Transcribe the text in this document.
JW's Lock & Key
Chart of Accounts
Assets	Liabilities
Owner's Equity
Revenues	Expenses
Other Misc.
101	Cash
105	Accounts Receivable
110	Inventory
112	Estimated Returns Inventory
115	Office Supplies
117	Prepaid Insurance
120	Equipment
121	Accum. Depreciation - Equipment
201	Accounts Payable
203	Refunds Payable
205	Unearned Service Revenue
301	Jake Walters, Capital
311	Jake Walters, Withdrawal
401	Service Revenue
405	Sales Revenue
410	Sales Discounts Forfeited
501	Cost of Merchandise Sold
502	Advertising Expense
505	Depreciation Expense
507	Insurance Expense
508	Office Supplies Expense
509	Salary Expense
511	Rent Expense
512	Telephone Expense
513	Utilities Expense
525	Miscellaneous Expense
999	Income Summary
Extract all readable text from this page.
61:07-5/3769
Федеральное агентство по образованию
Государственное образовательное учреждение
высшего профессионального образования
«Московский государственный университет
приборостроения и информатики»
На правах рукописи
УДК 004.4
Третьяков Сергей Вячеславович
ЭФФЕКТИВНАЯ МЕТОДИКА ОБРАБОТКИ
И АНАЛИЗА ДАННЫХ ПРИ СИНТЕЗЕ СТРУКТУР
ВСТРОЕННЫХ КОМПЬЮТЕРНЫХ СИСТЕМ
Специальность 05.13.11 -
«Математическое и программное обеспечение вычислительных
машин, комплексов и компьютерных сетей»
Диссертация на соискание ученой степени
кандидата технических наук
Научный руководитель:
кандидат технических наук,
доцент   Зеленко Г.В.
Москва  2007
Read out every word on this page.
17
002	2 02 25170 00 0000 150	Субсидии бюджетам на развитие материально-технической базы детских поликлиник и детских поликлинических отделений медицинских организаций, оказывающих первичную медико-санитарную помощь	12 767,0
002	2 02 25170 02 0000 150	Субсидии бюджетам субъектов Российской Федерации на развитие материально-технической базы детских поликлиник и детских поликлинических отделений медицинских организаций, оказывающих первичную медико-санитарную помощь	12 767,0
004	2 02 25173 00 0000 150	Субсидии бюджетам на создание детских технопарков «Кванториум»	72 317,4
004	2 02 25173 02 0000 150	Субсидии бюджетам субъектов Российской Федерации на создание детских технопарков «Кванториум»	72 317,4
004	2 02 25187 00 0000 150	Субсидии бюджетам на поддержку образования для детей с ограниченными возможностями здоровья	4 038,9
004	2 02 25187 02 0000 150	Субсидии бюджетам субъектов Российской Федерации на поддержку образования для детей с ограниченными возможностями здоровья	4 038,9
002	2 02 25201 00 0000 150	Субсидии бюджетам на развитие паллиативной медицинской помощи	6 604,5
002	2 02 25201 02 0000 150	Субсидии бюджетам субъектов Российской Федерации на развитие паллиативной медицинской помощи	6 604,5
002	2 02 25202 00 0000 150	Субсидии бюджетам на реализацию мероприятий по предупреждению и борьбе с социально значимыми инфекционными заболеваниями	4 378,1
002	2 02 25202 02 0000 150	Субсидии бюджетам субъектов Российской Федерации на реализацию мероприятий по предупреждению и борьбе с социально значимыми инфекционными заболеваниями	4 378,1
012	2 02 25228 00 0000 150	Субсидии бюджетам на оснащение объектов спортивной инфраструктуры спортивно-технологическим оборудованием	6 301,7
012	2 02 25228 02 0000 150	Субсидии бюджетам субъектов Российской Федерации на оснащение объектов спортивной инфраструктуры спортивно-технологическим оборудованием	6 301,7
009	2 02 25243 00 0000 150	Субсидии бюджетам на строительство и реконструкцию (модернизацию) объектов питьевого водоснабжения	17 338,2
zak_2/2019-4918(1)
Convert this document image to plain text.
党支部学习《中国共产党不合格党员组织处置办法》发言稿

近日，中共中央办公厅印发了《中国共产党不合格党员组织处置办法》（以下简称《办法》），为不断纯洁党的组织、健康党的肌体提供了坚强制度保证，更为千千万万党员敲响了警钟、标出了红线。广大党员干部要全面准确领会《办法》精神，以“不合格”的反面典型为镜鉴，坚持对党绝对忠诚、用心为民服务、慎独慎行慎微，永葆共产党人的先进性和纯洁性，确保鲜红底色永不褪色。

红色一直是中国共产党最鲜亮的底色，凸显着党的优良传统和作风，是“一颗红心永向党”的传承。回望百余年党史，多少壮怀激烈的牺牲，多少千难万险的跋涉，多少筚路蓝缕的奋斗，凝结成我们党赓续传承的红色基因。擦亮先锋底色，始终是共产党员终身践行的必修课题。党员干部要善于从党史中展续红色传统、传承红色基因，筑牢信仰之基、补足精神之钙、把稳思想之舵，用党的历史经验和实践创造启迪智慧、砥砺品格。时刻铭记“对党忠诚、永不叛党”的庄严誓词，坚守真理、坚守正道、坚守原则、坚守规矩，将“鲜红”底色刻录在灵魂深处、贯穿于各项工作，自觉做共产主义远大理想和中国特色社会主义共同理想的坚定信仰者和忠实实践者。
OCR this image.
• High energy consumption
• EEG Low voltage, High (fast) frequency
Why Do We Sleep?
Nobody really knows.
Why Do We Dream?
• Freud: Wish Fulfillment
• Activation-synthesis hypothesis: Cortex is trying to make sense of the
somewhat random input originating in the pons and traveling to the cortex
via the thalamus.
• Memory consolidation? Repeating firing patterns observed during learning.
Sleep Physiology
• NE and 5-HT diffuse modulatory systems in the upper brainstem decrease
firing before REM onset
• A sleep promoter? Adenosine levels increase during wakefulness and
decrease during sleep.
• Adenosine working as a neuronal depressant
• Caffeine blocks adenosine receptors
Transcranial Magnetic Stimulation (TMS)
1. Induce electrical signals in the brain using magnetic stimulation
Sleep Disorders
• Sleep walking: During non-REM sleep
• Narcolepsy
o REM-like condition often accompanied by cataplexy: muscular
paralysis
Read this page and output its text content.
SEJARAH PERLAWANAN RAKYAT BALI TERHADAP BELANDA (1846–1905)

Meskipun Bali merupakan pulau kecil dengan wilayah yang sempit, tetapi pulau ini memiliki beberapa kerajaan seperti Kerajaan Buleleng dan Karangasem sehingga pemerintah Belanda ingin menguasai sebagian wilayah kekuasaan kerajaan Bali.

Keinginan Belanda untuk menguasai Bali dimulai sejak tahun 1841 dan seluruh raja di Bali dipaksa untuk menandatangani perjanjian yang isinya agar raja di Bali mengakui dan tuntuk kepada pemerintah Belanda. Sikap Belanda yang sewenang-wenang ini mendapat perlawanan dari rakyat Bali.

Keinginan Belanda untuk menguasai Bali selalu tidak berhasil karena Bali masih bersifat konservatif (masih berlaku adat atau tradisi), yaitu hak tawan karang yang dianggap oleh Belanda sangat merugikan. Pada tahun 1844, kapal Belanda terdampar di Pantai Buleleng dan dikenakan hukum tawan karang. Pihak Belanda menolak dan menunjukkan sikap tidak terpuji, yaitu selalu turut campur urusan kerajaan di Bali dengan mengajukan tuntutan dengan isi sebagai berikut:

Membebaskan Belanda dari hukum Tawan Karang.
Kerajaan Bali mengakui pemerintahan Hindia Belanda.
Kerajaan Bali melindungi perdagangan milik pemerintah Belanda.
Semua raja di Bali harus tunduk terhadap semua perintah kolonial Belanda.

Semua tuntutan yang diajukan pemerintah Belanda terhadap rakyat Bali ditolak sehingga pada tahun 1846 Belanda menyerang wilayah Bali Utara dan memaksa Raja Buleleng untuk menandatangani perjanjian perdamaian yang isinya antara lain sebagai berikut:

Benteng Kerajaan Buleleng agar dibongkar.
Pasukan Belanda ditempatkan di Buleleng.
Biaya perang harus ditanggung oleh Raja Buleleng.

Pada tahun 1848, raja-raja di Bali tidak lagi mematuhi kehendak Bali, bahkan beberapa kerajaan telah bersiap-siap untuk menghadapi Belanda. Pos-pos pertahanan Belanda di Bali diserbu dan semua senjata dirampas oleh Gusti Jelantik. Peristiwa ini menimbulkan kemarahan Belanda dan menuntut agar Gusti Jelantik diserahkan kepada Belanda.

» WRITTEN PROBLEM
Search the preceding listing for the word "harus" and pull out every line that holds it.

» COMPLETE OUTPUT
Semua raja di Bali harus tunduk terhadap semua perintah kolonial Belanda.
Biaya perang harus ditanggung oleh Raja Buleleng.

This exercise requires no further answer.